(Saved entries)
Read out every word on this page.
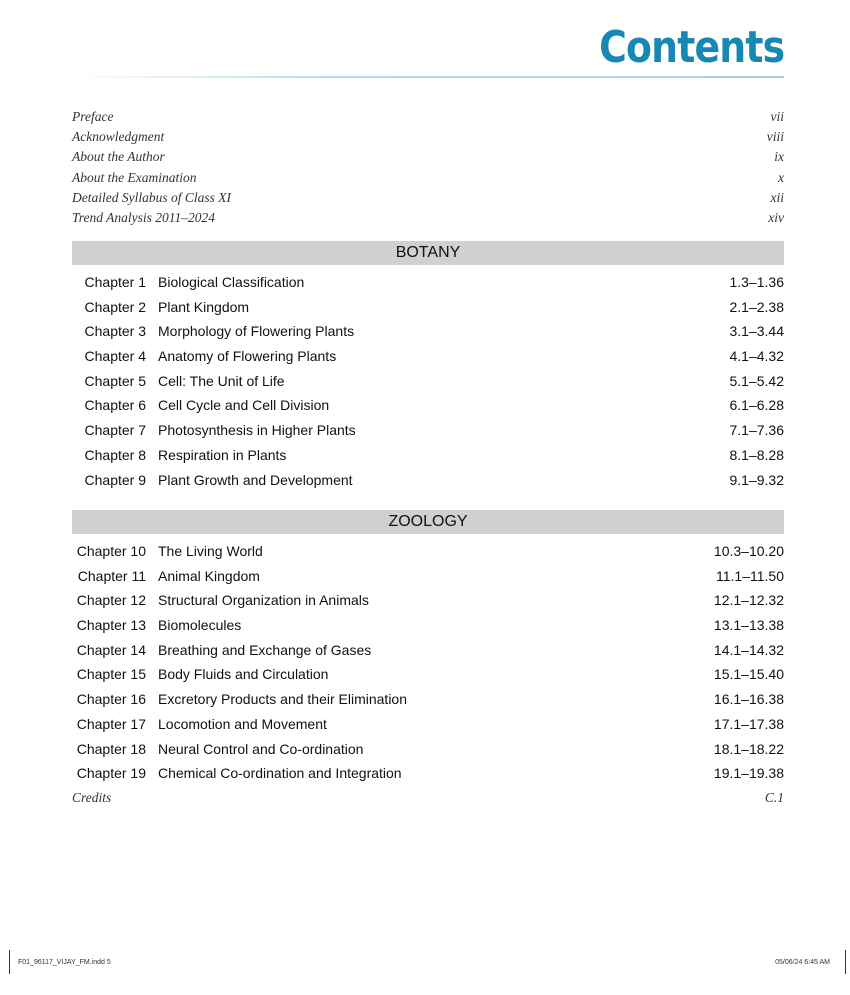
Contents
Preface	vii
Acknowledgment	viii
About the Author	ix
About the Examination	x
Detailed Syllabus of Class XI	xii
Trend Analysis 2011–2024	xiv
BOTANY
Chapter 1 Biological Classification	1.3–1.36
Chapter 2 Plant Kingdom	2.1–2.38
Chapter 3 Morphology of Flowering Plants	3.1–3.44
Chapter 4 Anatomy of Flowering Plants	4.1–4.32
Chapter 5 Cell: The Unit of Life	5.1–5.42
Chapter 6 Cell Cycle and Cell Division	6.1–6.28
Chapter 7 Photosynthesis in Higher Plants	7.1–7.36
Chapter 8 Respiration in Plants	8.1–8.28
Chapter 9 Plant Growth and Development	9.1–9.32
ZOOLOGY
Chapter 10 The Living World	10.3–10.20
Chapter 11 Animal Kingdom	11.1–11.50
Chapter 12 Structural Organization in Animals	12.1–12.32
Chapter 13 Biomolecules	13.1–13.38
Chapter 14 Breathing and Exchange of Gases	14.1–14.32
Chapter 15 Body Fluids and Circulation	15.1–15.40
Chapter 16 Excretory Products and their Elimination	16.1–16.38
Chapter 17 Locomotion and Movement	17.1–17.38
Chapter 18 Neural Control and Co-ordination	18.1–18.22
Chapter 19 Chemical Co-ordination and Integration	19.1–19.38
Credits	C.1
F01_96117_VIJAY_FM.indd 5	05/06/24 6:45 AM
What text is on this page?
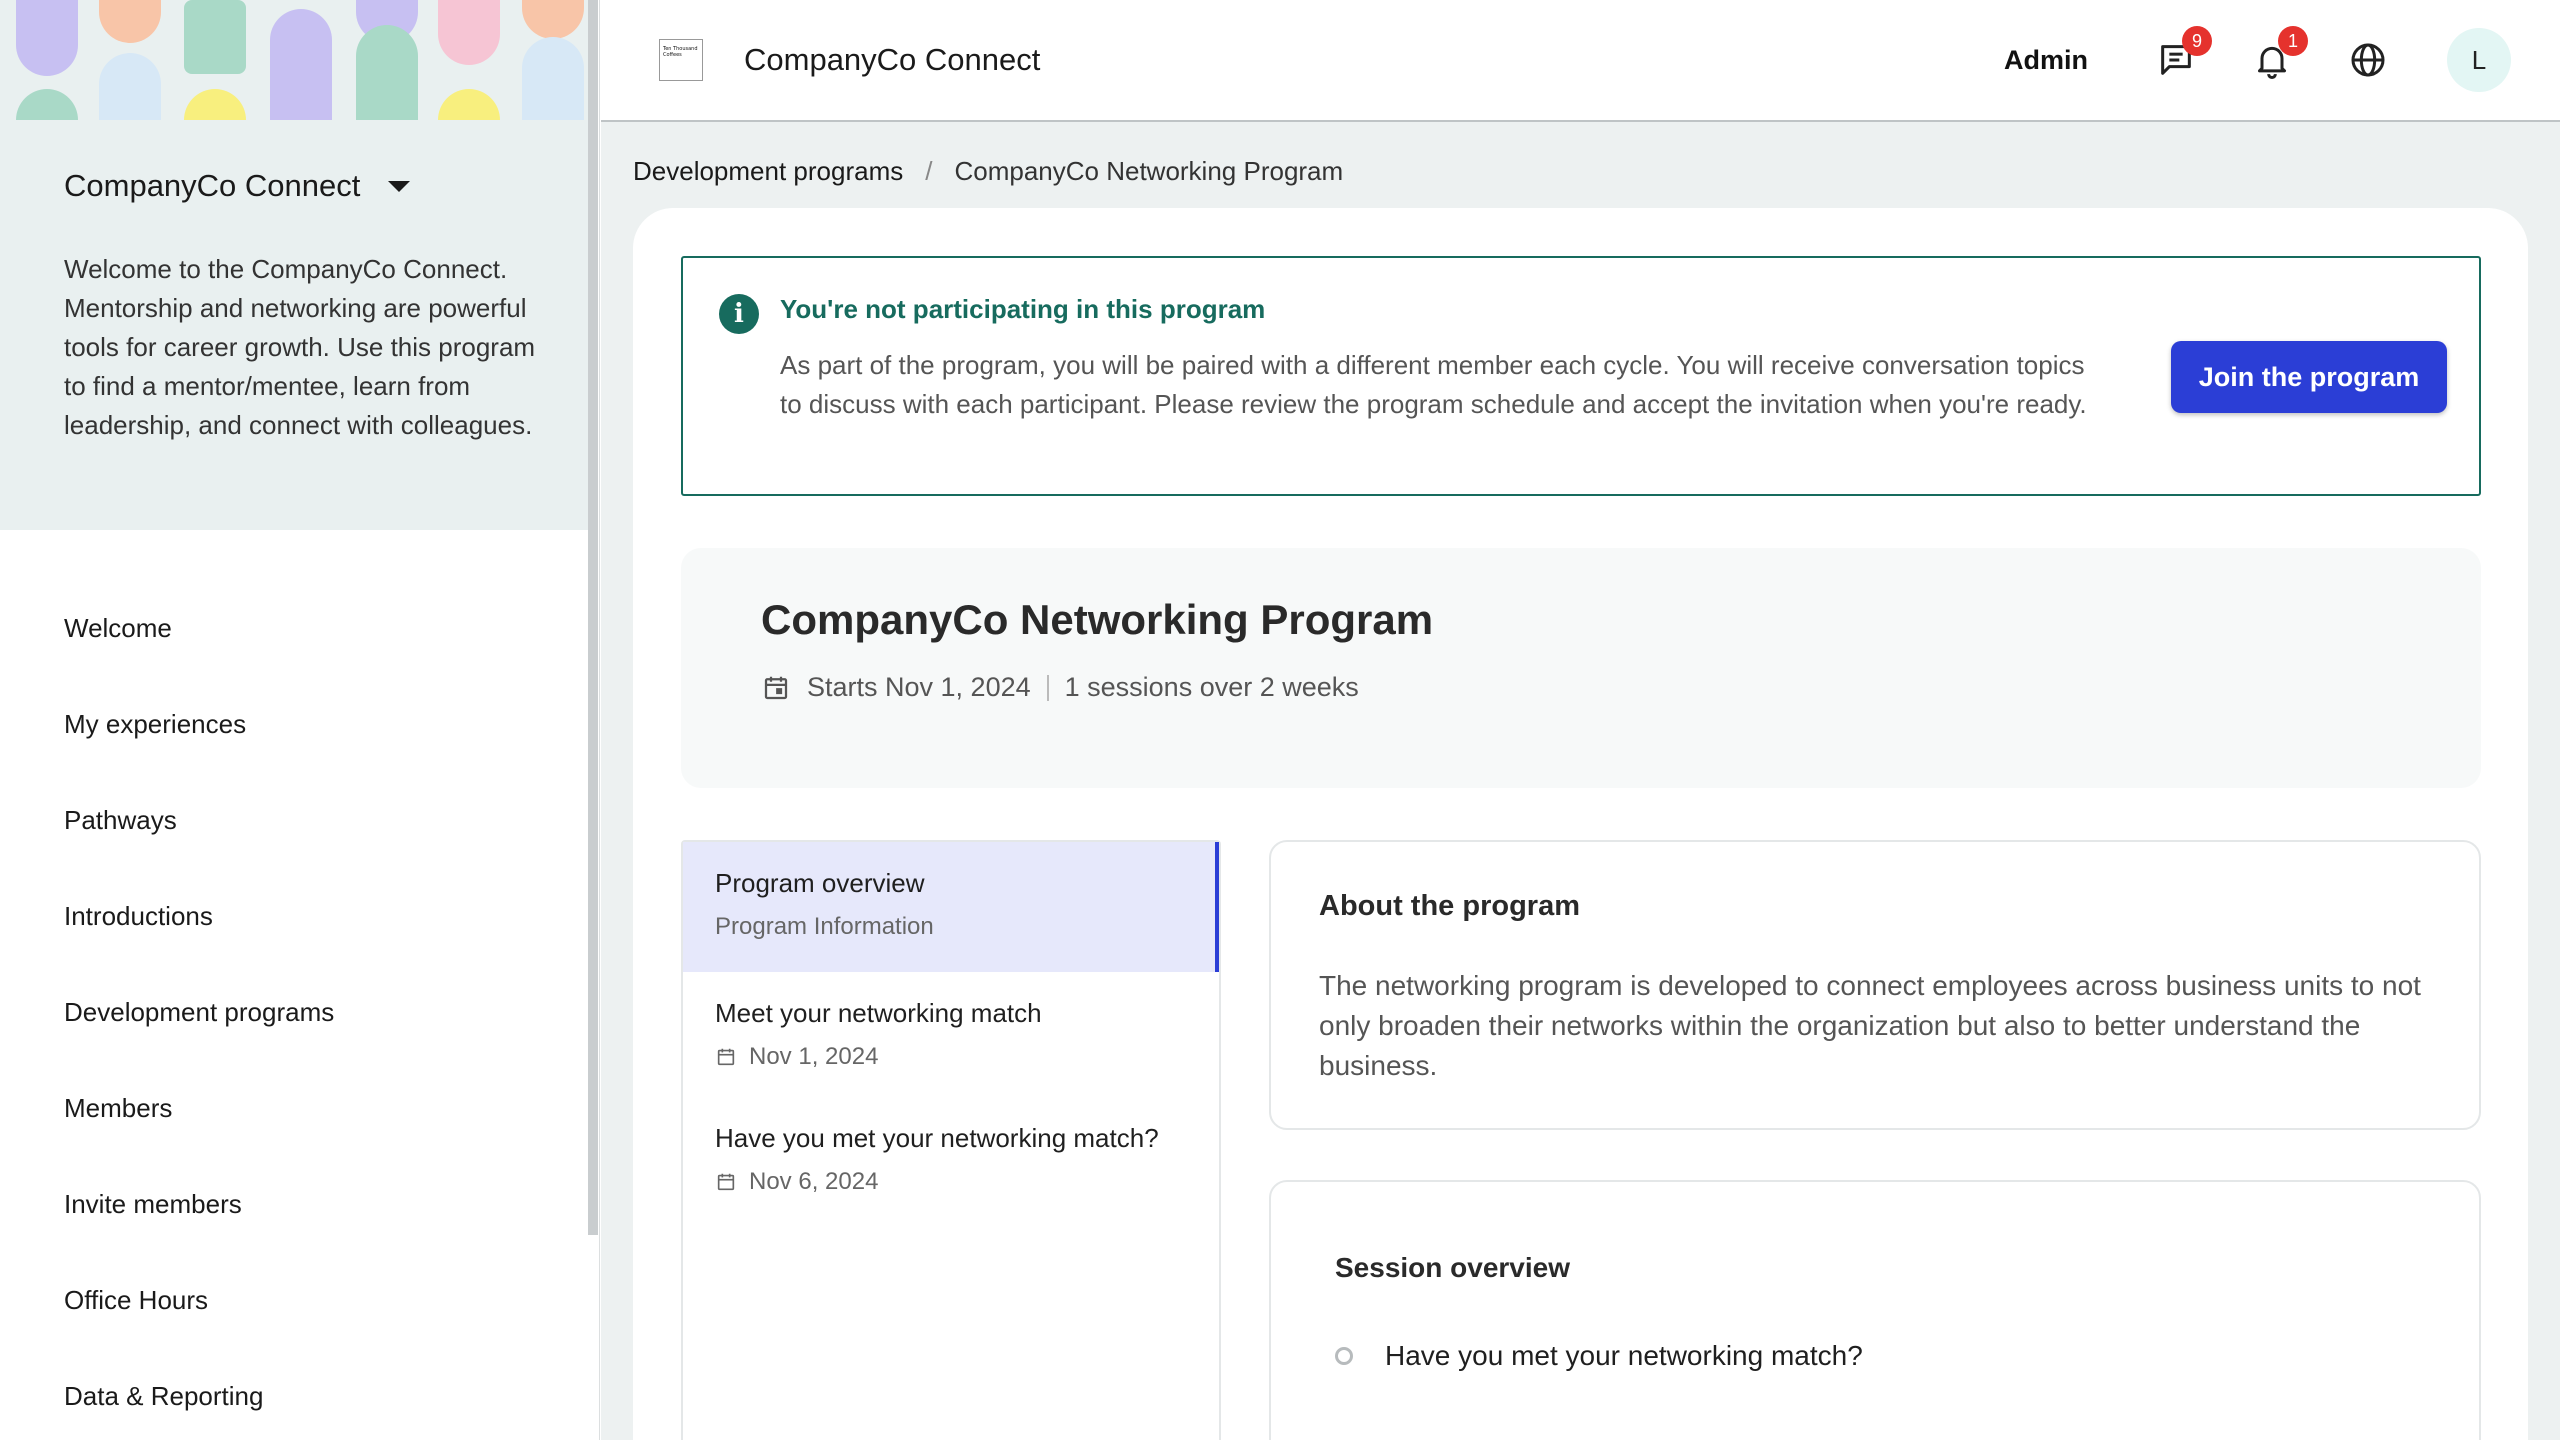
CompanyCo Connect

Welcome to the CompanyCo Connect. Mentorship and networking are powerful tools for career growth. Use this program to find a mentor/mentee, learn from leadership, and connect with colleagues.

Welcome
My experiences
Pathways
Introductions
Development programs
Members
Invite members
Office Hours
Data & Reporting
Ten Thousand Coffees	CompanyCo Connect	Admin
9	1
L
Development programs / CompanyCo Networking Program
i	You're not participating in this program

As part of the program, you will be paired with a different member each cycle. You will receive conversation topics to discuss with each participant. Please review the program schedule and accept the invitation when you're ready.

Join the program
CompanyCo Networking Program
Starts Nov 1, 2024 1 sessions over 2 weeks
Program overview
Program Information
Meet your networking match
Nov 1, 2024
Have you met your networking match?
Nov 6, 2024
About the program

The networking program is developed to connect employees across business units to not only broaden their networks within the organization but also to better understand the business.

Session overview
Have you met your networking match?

* * *

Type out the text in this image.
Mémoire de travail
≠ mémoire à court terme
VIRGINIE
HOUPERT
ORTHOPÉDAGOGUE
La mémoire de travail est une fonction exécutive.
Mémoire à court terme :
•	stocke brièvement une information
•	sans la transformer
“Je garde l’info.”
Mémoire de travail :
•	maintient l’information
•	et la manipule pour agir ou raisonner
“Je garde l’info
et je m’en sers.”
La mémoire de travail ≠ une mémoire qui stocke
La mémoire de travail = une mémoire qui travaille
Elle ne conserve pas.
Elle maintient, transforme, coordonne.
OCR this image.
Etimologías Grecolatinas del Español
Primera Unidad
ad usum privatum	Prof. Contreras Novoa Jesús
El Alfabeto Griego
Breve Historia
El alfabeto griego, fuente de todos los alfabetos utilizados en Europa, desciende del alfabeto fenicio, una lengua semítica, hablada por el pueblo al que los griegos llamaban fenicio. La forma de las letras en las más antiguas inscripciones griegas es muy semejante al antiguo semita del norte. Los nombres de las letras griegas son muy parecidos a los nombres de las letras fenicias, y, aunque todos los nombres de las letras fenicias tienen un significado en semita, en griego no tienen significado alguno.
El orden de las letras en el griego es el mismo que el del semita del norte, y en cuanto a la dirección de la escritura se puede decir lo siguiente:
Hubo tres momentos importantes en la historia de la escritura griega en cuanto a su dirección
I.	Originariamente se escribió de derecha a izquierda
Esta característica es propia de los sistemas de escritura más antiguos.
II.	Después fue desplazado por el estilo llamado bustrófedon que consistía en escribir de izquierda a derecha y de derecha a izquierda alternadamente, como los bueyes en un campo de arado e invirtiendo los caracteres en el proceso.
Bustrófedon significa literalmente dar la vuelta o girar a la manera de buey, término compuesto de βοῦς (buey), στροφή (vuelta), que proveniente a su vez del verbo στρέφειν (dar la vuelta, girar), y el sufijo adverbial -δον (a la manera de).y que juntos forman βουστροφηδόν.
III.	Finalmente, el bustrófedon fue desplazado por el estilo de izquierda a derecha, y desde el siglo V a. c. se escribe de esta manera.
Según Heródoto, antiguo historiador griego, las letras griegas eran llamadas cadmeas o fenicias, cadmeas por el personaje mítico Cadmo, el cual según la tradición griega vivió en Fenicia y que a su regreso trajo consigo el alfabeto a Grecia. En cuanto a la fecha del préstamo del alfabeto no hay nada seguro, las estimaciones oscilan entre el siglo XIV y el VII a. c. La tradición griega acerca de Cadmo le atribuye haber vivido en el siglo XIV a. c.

---

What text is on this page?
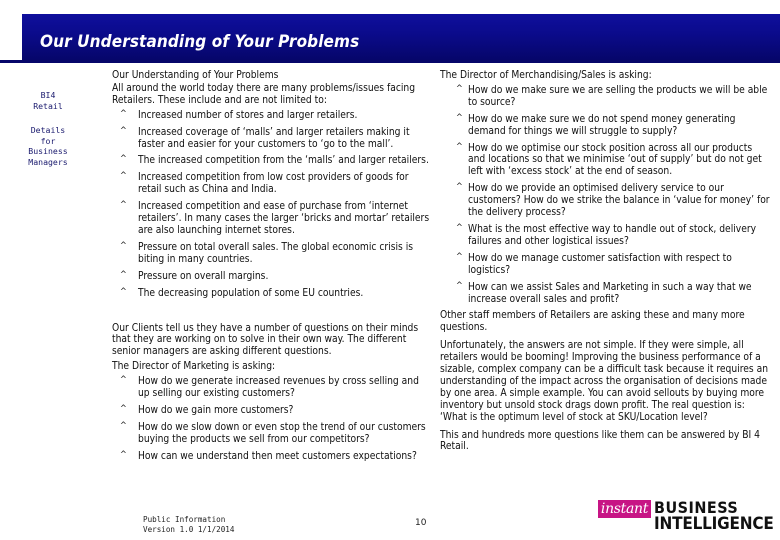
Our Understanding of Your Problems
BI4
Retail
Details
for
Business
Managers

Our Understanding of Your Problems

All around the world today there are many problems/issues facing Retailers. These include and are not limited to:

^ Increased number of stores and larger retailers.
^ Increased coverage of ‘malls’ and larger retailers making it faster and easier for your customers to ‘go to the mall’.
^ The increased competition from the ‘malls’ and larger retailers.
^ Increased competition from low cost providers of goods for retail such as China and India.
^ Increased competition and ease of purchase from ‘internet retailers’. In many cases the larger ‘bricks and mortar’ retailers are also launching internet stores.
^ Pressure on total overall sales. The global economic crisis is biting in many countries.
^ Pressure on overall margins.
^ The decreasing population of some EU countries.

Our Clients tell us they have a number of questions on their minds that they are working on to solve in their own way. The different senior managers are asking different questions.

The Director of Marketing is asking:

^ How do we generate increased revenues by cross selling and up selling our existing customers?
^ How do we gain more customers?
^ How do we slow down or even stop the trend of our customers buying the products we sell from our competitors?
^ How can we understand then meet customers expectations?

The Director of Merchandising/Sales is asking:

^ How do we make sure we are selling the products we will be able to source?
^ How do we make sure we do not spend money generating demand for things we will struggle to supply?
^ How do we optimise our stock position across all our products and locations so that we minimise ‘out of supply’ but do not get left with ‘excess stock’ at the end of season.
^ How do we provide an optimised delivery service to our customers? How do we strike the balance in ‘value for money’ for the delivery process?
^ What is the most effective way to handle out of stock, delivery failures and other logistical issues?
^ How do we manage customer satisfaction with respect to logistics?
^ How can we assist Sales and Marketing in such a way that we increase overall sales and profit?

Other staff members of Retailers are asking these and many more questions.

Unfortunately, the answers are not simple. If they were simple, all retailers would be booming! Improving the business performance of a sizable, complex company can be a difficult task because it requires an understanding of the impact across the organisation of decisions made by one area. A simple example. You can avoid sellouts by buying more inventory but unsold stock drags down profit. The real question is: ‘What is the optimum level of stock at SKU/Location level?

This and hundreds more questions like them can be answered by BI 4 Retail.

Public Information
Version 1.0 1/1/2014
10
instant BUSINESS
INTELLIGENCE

§ WHAT THE TASK REQUIRES:
Locate each line with the word "CompanyCo" and copy it.

§ RESPONSE TO THIS EXERCISE:
CompanyCo Connect
Welcome to the CompanyCo Connect. Mentorship and networking are powerful tools for career growth. Use this program to find a mentor/mentee, learn from leadership, and connect with colleagues.
Ten Thousand Coffees	CompanyCo Connect	Admin
Development programs / CompanyCo Networking Program
CompanyCo Networking Program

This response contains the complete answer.